** WRITTEN EXERCISE **
Using the data below, copy each line that includes the word "Queue".

──────────────────────────────

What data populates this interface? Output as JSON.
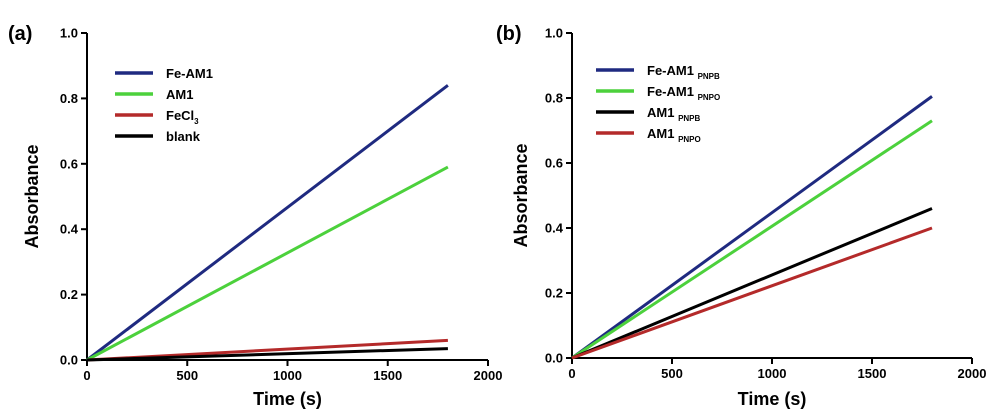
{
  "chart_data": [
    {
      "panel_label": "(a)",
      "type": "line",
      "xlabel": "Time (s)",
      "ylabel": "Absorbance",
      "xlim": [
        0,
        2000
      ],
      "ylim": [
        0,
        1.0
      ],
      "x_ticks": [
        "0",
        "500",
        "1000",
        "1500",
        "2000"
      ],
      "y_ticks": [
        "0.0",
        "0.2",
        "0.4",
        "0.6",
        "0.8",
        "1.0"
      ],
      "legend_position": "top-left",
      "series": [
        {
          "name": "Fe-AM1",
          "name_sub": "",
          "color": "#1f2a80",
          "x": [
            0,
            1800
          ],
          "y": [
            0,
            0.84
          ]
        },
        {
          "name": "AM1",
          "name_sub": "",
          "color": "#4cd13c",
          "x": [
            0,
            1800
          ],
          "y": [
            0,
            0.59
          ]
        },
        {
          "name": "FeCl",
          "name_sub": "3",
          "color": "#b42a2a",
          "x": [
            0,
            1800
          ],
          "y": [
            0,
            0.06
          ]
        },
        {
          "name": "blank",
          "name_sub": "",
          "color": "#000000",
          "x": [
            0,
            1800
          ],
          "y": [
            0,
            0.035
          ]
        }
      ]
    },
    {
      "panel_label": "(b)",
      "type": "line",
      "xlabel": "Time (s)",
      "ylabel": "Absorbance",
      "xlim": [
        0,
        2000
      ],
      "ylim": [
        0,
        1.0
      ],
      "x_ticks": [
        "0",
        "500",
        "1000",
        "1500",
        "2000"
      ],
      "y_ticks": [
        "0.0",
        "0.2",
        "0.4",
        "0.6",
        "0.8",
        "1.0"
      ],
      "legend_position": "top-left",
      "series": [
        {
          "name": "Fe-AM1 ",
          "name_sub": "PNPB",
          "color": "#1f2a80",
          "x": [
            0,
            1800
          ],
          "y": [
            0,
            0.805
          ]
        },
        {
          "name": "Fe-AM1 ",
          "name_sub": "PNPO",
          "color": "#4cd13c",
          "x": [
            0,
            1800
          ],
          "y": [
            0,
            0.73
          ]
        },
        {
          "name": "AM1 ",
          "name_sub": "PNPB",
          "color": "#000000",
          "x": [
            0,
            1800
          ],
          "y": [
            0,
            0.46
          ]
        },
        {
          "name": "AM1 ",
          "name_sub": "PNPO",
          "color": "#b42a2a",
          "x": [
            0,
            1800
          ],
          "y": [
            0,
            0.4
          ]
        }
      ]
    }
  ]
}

──────────────────────────────

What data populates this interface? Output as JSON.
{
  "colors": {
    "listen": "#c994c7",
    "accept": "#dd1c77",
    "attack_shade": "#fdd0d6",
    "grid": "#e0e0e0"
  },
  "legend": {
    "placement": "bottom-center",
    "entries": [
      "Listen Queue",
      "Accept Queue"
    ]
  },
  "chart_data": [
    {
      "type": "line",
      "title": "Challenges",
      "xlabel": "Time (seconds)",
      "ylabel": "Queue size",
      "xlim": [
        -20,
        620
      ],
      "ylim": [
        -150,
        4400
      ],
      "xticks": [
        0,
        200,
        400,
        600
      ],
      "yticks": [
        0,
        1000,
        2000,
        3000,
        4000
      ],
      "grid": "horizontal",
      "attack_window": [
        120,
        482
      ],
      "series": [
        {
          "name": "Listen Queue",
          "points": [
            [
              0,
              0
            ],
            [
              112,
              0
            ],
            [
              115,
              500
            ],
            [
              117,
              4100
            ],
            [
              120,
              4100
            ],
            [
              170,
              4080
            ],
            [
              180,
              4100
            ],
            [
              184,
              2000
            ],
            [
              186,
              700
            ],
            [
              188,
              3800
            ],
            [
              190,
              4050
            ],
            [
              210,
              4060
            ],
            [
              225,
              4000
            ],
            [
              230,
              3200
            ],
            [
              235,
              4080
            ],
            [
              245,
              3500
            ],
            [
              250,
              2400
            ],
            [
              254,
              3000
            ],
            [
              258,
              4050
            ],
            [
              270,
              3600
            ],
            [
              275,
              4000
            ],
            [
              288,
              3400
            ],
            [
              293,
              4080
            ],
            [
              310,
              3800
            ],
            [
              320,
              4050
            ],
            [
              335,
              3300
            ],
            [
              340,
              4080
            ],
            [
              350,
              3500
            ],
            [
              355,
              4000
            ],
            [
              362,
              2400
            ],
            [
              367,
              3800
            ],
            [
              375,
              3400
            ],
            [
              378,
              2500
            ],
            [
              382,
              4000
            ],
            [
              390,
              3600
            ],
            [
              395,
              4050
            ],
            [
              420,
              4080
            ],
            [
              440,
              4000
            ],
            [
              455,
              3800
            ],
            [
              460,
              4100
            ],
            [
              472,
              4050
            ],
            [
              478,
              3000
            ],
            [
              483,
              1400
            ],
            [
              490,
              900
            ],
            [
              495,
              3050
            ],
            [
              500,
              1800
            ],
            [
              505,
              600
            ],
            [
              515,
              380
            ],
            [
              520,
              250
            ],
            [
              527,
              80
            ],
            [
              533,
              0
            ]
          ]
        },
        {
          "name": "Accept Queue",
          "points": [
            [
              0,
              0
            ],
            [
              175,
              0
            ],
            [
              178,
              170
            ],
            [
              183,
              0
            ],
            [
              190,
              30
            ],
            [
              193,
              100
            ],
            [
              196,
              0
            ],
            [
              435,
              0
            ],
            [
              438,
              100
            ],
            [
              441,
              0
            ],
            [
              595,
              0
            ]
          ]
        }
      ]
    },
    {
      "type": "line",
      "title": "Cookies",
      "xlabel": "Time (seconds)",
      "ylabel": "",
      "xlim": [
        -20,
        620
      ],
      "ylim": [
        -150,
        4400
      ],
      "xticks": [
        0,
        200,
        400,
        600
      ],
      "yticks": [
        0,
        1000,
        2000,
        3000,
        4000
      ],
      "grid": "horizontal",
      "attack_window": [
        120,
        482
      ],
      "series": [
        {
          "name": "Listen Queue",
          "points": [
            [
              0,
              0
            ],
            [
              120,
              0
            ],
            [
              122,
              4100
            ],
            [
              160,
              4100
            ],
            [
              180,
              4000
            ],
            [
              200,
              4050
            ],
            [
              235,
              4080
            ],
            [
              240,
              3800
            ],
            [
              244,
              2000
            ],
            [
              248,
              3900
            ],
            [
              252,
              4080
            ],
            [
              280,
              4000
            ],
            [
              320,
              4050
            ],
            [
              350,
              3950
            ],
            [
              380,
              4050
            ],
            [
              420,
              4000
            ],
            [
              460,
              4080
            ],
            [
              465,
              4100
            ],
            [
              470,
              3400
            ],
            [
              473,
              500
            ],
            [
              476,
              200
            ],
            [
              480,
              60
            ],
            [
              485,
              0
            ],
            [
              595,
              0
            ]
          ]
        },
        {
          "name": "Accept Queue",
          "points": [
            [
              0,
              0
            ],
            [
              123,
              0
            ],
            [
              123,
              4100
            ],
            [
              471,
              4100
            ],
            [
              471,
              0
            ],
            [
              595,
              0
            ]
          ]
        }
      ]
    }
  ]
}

──────────────────────────────

** SOLUTION **
      "Listen Queue",
      "Accept Queue"
      "ylabel": "Queue size",
          "name": "Listen Queue",
          "name": "Accept Queue",
          "name": "Listen Queue",
          "name": "Accept Queue",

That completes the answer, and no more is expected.